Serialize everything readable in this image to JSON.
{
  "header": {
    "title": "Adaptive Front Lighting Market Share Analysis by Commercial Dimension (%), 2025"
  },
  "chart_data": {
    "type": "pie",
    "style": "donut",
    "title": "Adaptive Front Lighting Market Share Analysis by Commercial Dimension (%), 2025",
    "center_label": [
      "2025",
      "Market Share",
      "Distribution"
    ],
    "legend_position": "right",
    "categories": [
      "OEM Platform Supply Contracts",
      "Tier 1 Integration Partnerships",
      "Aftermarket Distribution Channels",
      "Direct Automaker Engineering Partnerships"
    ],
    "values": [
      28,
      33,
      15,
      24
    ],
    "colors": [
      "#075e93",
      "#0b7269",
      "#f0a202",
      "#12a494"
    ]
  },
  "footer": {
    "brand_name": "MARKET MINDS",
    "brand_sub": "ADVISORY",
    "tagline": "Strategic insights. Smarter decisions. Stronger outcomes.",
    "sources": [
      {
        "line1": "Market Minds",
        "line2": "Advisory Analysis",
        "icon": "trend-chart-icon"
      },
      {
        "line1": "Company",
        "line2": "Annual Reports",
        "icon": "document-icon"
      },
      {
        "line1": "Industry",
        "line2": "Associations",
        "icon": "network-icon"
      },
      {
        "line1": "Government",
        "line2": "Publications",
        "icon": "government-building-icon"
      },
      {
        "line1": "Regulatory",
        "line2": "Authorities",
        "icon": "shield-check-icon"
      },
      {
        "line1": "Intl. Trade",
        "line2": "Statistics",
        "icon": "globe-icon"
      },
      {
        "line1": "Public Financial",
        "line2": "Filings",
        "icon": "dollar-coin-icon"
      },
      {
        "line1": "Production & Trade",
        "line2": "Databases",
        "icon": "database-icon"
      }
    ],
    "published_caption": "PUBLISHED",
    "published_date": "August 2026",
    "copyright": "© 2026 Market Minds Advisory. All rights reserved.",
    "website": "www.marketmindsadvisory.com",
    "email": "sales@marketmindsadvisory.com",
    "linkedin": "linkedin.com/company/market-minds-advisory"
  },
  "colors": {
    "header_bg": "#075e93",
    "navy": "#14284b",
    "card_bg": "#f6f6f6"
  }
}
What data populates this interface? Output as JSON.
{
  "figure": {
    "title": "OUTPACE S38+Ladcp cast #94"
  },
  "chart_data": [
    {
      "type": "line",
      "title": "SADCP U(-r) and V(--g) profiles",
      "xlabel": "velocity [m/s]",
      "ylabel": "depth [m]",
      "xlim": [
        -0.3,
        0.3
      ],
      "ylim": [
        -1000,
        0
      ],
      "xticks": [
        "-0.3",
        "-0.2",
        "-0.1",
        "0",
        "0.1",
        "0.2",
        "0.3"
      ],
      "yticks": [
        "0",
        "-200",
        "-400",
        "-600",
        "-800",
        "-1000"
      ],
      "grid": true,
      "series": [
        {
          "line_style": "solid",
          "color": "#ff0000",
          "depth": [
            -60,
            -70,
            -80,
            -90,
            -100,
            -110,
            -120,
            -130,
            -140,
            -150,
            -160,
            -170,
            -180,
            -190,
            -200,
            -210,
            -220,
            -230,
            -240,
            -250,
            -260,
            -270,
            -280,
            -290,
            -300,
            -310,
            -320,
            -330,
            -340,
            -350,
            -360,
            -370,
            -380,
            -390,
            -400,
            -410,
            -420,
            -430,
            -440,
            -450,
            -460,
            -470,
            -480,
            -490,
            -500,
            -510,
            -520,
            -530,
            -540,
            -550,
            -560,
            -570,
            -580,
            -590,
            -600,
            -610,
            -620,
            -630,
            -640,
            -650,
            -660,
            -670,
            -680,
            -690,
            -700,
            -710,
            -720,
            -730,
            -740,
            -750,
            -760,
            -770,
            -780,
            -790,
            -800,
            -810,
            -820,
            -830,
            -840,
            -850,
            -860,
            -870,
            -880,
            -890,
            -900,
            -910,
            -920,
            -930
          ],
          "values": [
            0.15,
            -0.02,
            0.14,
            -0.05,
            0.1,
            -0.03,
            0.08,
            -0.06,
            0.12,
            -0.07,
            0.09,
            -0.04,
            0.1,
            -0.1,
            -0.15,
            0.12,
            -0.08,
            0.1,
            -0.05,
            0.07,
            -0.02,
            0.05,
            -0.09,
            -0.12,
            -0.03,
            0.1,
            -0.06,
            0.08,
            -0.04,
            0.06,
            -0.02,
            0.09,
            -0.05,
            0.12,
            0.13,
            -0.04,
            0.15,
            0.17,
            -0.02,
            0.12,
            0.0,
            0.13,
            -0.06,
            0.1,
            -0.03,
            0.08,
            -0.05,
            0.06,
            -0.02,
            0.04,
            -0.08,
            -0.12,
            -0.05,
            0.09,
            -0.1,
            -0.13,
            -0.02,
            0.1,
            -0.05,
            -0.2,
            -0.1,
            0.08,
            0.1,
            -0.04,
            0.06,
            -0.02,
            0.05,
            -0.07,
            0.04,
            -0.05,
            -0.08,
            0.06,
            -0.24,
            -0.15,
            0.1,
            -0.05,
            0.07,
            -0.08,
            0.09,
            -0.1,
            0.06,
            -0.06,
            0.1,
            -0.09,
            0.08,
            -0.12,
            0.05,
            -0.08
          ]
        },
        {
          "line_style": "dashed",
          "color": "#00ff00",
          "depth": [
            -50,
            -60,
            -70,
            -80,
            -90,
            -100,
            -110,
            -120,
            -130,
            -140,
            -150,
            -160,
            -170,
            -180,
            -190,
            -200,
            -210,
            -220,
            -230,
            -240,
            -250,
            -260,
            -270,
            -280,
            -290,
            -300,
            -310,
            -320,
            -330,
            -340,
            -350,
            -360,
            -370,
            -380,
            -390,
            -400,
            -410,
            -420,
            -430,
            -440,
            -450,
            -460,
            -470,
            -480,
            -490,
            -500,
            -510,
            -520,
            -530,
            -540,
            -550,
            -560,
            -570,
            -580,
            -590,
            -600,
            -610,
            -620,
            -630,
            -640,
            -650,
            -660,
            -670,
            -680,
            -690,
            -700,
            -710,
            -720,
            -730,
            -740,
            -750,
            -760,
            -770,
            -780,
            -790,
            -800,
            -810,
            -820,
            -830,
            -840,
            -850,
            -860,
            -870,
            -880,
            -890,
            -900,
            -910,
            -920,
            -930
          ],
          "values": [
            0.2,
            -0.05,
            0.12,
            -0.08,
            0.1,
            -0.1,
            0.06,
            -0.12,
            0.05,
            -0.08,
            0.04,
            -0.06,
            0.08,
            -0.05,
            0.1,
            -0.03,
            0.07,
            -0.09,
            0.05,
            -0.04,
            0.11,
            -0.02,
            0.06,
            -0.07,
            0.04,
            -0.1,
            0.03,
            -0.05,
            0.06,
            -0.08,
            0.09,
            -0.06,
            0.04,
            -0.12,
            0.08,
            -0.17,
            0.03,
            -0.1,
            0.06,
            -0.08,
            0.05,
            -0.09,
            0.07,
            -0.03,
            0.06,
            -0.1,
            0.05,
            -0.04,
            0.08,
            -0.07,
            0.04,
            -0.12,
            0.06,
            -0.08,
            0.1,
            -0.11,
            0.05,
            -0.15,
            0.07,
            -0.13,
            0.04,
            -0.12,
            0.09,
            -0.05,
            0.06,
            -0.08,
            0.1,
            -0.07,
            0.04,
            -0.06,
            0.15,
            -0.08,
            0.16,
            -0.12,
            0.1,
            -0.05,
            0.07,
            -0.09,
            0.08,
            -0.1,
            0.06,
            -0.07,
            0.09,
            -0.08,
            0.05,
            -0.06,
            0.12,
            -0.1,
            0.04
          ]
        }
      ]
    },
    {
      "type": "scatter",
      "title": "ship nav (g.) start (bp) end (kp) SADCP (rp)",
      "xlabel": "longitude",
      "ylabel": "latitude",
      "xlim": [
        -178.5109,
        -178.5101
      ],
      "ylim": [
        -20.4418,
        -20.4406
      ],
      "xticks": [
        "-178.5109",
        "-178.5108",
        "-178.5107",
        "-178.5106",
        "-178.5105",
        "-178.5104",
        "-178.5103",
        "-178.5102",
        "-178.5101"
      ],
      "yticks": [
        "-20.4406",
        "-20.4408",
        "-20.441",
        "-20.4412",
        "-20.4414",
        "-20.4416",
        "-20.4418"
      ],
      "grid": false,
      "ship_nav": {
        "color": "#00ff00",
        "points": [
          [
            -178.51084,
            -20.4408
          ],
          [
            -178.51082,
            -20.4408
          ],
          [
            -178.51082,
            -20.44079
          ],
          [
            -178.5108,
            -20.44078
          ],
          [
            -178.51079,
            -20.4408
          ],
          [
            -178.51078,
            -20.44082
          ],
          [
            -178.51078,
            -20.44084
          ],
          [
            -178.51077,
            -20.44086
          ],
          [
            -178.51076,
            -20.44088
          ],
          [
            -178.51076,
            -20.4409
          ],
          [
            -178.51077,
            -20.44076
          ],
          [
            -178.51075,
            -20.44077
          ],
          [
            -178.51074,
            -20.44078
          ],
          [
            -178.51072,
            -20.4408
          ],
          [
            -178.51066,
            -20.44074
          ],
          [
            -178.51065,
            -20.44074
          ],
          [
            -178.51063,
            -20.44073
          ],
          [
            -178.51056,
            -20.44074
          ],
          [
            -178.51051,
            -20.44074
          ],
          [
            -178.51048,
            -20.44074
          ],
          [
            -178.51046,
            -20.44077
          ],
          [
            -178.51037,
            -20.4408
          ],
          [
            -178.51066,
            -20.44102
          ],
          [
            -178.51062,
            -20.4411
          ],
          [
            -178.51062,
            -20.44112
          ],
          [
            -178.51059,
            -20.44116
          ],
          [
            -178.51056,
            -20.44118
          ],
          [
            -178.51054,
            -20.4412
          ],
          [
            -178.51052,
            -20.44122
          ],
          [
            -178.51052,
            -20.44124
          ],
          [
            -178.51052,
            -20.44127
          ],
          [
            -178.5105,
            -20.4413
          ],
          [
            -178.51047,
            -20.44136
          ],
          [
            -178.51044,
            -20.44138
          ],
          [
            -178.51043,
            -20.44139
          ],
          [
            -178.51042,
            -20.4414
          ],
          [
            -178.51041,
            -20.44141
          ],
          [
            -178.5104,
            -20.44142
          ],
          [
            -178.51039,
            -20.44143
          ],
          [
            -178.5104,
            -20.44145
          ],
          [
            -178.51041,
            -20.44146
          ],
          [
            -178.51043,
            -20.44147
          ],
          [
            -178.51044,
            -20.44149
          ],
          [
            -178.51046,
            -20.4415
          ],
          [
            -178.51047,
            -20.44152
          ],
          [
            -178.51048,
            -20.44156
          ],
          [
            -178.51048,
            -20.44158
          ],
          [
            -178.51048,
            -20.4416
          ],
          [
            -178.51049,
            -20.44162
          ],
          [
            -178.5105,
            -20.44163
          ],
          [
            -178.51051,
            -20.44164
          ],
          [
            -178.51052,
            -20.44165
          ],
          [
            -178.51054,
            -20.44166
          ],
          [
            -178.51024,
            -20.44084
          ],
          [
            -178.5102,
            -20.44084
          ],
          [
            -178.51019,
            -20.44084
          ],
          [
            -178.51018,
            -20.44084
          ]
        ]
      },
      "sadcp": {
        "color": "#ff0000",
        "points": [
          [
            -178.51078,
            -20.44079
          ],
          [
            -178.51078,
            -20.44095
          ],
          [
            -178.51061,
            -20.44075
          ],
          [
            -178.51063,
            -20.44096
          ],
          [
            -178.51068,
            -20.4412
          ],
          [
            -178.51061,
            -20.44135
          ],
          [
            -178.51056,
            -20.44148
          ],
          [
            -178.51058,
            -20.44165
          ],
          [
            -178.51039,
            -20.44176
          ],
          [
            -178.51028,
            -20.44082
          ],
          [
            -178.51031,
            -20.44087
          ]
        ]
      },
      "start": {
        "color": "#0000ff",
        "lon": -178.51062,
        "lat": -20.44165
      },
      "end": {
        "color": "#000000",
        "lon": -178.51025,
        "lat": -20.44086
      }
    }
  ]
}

**EXERCISE AIM:**
Collect every line from the records above that contains the word "Trade".

**OUTPUT OF THE TASK:**
        "line1": "Intl. Trade",
        "line1": "Production & Trade",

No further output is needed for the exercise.